___ Exercise input
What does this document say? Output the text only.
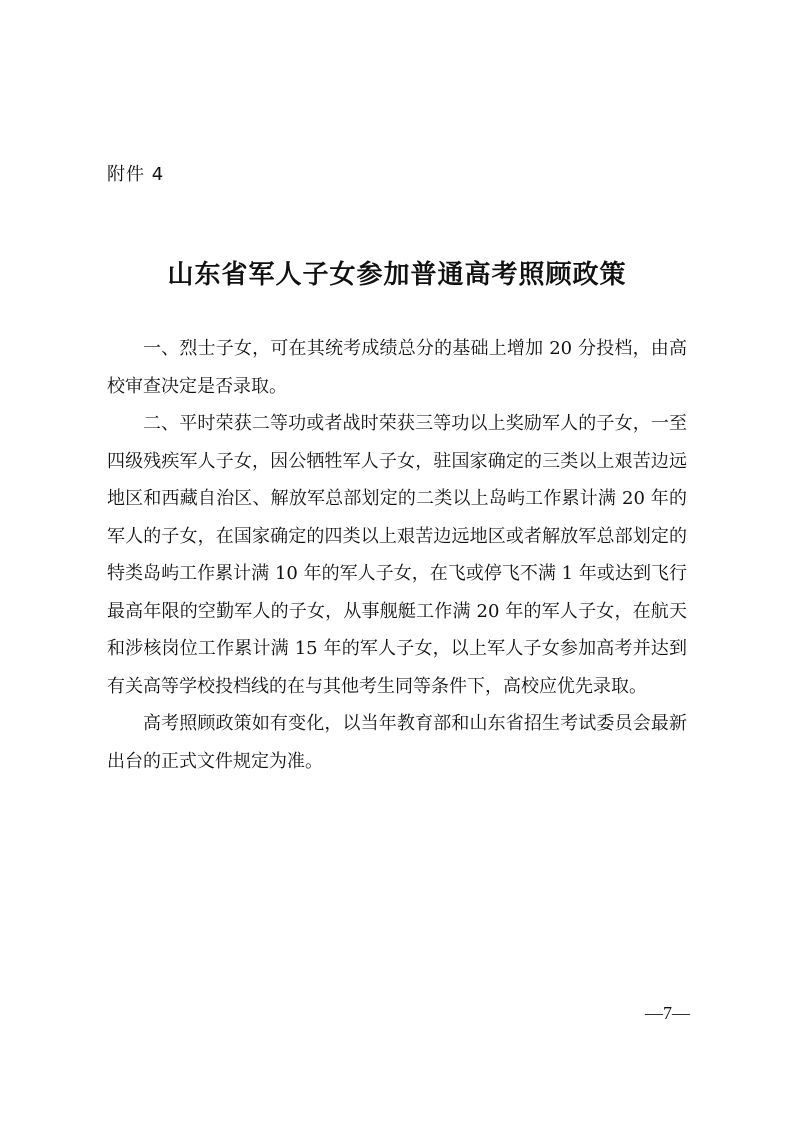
附件 4
山东省军人子女参加普通高考照顾政策

一、烈士子女，可在其统考成绩总分的基础上增加 20 分投档，由高校审查决定是否录取。

二、平时荣获二等功或者战时荣获三等功以上奖励军人的子女，一至四级残疾军人子女，因公牺牲军人子女，驻国家确定的三类以上艰苦边远地区和西藏自治区、解放军总部划定的二类以上岛屿工作累计满 20 年的军人的子女，在国家确定的四类以上艰苦边远地区或者解放军总部划定的特类岛屿工作累计满 10 年的军人子女，在飞或停飞不满 1 年或达到飞行最高年限的空勤军人的子女，从事舰艇工作满 20 年的军人子女，在航天和涉核岗位工作累计满 15 年的军人子女，以上军人子女参加高考并达到有关高等学校投档线的在与其他考生同等条件下，高校应优先录取。

高考照顾政策如有变化，以当年教育部和山东省招生考试委员会最新出台的正式文件规定为准。

—7—
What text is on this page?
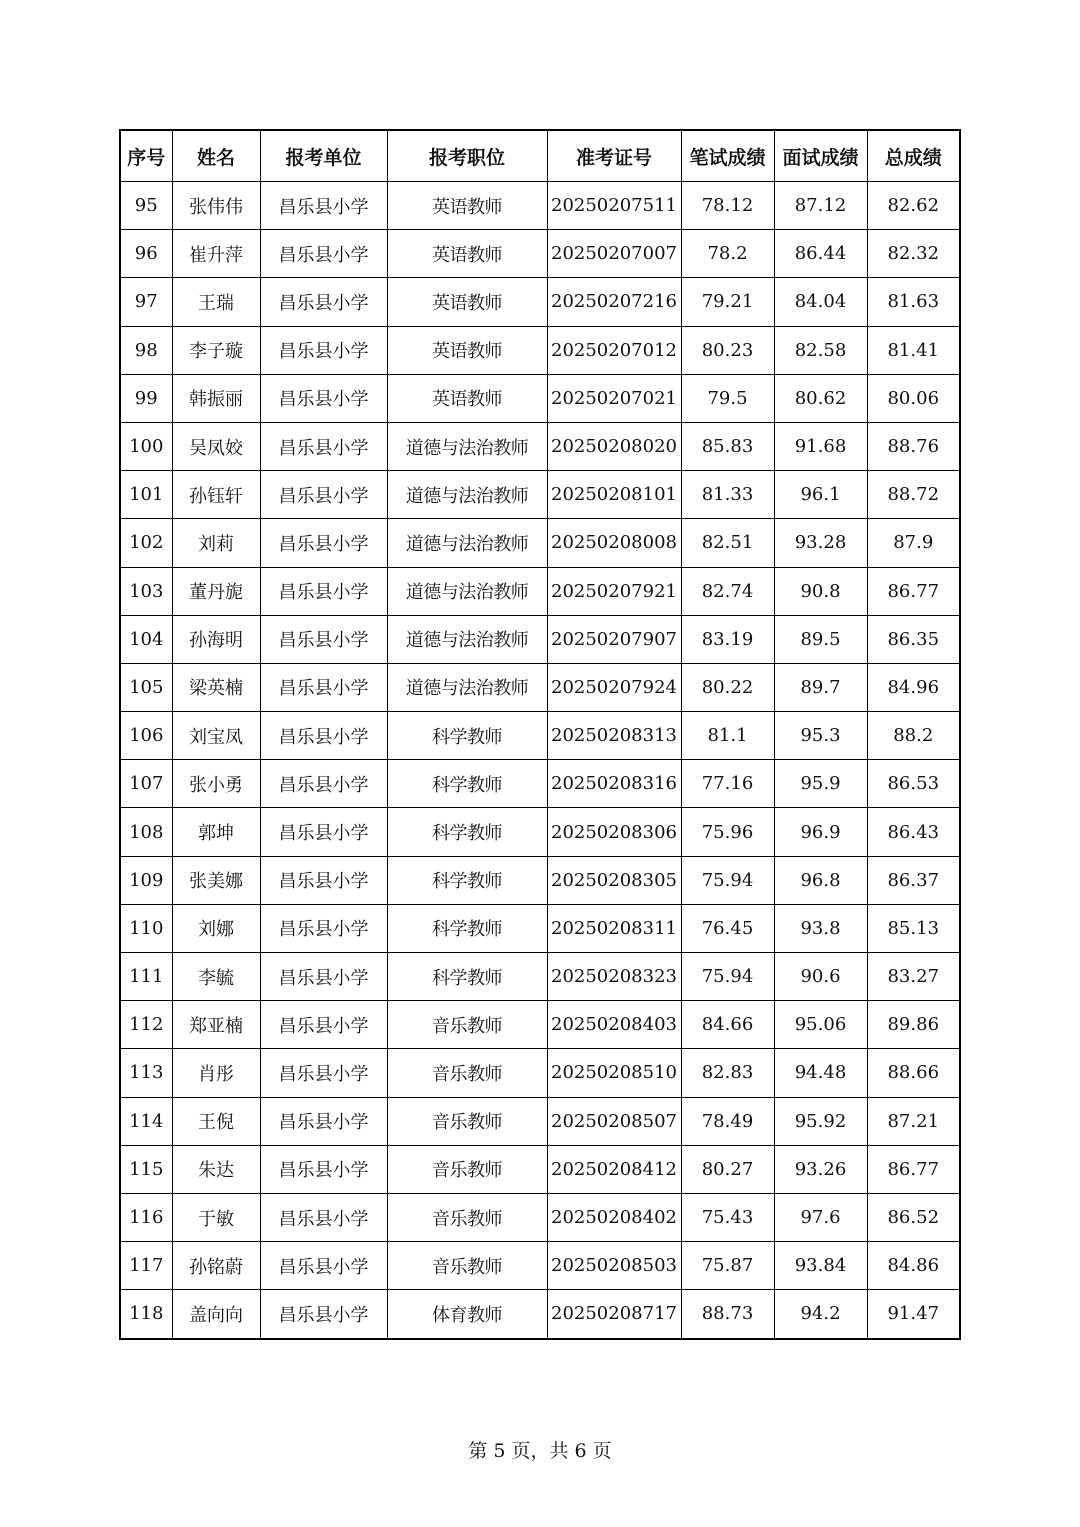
序号	姓名	报考单位	报考职位	准考证号	笔试成绩	面试成绩	总成绩
95	张伟伟	昌乐县小学	英语教师	20250207511	78.12	87.12	82.62
96	崔升萍	昌乐县小学	英语教师	20250207007	78.2	86.44	82.32
97	王瑞	昌乐县小学	英语教师	20250207216	79.21	84.04	81.63
98	李子璇	昌乐县小学	英语教师	20250207012	80.23	82.58	81.41
99	韩振丽	昌乐县小学	英语教师	20250207021	79.5	80.62	80.06
100	吴凤姣	昌乐县小学	道德与法治教师	20250208020	85.83	91.68	88.76
101	孙钰轩	昌乐县小学	道德与法治教师	20250208101	81.33	96.1	88.72
102	刘莉	昌乐县小学	道德与法治教师	20250208008	82.51	93.28	87.9
103	董丹旎	昌乐县小学	道德与法治教师	20250207921	82.74	90.8	86.77
104	孙海明	昌乐县小学	道德与法治教师	20250207907	83.19	89.5	86.35
105	梁英楠	昌乐县小学	道德与法治教师	20250207924	80.22	89.7	84.96
106	刘宝凤	昌乐县小学	科学教师	20250208313	81.1	95.3	88.2
107	张小勇	昌乐县小学	科学教师	20250208316	77.16	95.9	86.53
108	郭坤	昌乐县小学	科学教师	20250208306	75.96	96.9	86.43
109	张美娜	昌乐县小学	科学教师	20250208305	75.94	96.8	86.37
110	刘娜	昌乐县小学	科学教师	20250208311	76.45	93.8	85.13
111	李毓	昌乐县小学	科学教师	20250208323	75.94	90.6	83.27
112	郑亚楠	昌乐县小学	音乐教师	20250208403	84.66	95.06	89.86
113	肖彤	昌乐县小学	音乐教师	20250208510	82.83	94.48	88.66
114	王倪	昌乐县小学	音乐教师	20250208507	78.49	95.92	87.21
115	朱达	昌乐县小学	音乐教师	20250208412	80.27	93.26	86.77
116	于敏	昌乐县小学	音乐教师	20250208402	75.43	97.6	86.52
117	孙铭蔚	昌乐县小学	音乐教师	20250208503	75.87	93.84	84.86
118	盖向向	昌乐县小学	体育教师	20250208717	88.73	94.2	91.47
第 5 页，共 6 页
______
**Requirement**.
Return to the listing above and set it down exactly, leaving out its pictures.

**Result of the exercise**.
What does this document say? Output the text only.
附件 4
山东省军人子女参加普通高考照顾政策

一、烈士子女，可在其统考成绩总分的基础上增加 20 分投档，由高校审查决定是否录取。

二、平时荣获二等功或者战时荣获三等功以上奖励军人的子女，一至四级残疾军人子女，因公牺牲军人子女，驻国家确定的三类以上艰苦边远地区和西藏自治区、解放军总部划定的二类以上岛屿工作累计满 20 年的军人的子女，在国家确定的四类以上艰苦边远地区或者解放军总部划定的特类岛屿工作累计满 10 年的军人子女，在飞或停飞不满 1 年或达到飞行最高年限的空勤军人的子女，从事舰艇工作满 20 年的军人子女，在航天和涉核岗位工作累计满 15 年的军人子女，以上军人子女参加高考并达到有关高等学校投档线的在与其他考生同等条件下，高校应优先录取。

高考照顾政策如有变化，以当年教育部和山东省招生考试委员会最新出台的正式文件规定为准。

—7—
What text is on this page?
序号	姓名	报考单位	报考职位	准考证号	笔试成绩	面试成绩	总成绩
95	张伟伟	昌乐县小学	英语教师	20250207511	78.12	87.12	82.62
96	崔升萍	昌乐县小学	英语教师	20250207007	78.2	86.44	82.32
97	王瑞	昌乐县小学	英语教师	20250207216	79.21	84.04	81.63
98	李子璇	昌乐县小学	英语教师	20250207012	80.23	82.58	81.41
99	韩振丽	昌乐县小学	英语教师	20250207021	79.5	80.62	80.06
100	吴凤姣	昌乐县小学	道德与法治教师	20250208020	85.83	91.68	88.76
101	孙钰轩	昌乐县小学	道德与法治教师	20250208101	81.33	96.1	88.72
102	刘莉	昌乐县小学	道德与法治教师	20250208008	82.51	93.28	87.9
103	董丹旎	昌乐县小学	道德与法治教师	20250207921	82.74	90.8	86.77
104	孙海明	昌乐县小学	道德与法治教师	20250207907	83.19	89.5	86.35
105	梁英楠	昌乐县小学	道德与法治教师	20250207924	80.22	89.7	84.96
106	刘宝凤	昌乐县小学	科学教师	20250208313	81.1	95.3	88.2
107	张小勇	昌乐县小学	科学教师	20250208316	77.16	95.9	86.53
108	郭坤	昌乐县小学	科学教师	20250208306	75.96	96.9	86.43
109	张美娜	昌乐县小学	科学教师	20250208305	75.94	96.8	86.37
110	刘娜	昌乐县小学	科学教师	20250208311	76.45	93.8	85.13
111	李毓	昌乐县小学	科学教师	20250208323	75.94	90.6	83.27
112	郑亚楠	昌乐县小学	音乐教师	20250208403	84.66	95.06	89.86
113	肖彤	昌乐县小学	音乐教师	20250208510	82.83	94.48	88.66
114	王倪	昌乐县小学	音乐教师	20250208507	78.49	95.92	87.21
115	朱达	昌乐县小学	音乐教师	20250208412	80.27	93.26	86.77
116	于敏	昌乐县小学	音乐教师	20250208402	75.43	97.6	86.52
117	孙铭蔚	昌乐县小学	音乐教师	20250208503	75.87	93.84	84.86
118	盖向向	昌乐县小学	体育教师	20250208717	88.73	94.2	91.47
第 5 页，共 6 页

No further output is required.